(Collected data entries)
——————————
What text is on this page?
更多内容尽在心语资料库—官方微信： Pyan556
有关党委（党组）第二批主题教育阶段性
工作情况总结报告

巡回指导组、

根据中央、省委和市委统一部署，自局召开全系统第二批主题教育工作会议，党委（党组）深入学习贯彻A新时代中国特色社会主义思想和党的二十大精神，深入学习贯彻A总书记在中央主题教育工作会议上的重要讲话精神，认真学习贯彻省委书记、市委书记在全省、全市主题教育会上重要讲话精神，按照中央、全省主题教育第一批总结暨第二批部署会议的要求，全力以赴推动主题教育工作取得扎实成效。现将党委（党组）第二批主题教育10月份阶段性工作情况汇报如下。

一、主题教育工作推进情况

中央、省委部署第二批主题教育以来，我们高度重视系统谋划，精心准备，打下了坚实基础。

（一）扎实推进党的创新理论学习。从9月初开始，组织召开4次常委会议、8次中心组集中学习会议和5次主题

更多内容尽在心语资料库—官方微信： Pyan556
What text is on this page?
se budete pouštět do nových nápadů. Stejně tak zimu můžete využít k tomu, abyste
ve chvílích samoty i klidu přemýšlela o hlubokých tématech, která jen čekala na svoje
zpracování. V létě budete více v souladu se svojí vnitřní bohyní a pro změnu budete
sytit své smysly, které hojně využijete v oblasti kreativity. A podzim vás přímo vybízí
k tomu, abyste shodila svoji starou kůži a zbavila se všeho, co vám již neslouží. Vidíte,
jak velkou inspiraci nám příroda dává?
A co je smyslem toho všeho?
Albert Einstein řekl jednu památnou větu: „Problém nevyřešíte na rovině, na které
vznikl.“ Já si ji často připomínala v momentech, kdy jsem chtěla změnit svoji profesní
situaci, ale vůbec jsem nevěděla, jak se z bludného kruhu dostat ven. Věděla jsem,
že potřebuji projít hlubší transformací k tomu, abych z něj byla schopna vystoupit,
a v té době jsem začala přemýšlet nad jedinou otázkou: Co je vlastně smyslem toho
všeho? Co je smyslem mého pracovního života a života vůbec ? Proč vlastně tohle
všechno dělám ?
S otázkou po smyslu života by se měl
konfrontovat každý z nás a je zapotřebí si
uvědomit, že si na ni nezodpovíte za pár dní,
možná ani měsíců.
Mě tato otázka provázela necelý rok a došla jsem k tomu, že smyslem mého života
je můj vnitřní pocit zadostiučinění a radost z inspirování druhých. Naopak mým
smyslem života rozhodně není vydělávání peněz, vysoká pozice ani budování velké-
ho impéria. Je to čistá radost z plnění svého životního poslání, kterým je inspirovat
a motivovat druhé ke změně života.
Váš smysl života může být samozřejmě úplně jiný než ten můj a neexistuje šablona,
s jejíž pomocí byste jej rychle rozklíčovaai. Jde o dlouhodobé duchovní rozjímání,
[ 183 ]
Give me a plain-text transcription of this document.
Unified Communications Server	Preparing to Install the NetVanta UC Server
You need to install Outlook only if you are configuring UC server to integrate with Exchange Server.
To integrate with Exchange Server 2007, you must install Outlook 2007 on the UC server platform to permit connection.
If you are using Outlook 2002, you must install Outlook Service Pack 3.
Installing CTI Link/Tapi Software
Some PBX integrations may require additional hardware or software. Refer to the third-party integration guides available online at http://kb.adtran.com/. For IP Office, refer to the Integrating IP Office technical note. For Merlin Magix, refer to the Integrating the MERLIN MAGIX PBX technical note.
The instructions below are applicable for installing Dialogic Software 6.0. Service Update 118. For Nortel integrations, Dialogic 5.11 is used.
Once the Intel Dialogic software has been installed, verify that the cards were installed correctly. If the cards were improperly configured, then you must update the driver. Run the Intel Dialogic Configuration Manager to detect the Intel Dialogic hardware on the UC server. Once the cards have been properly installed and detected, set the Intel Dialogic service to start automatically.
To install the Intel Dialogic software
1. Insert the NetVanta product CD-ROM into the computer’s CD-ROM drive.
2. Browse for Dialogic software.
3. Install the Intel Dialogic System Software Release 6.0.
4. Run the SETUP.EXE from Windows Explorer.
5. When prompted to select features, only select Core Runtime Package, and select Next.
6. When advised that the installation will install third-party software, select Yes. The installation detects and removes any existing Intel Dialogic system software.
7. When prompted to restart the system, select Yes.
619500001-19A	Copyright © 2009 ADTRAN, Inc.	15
——————————
_What to work on_
Scan the material above for the word "Exchange". Copy each line where it occurs.

_Output for this task_
You need to install Outlook only if you are configuring UC server to integrate with Exchange Server.
To integrate with Exchange Server 2007, you must install Outlook 2007 on the UC server platform to permit connection.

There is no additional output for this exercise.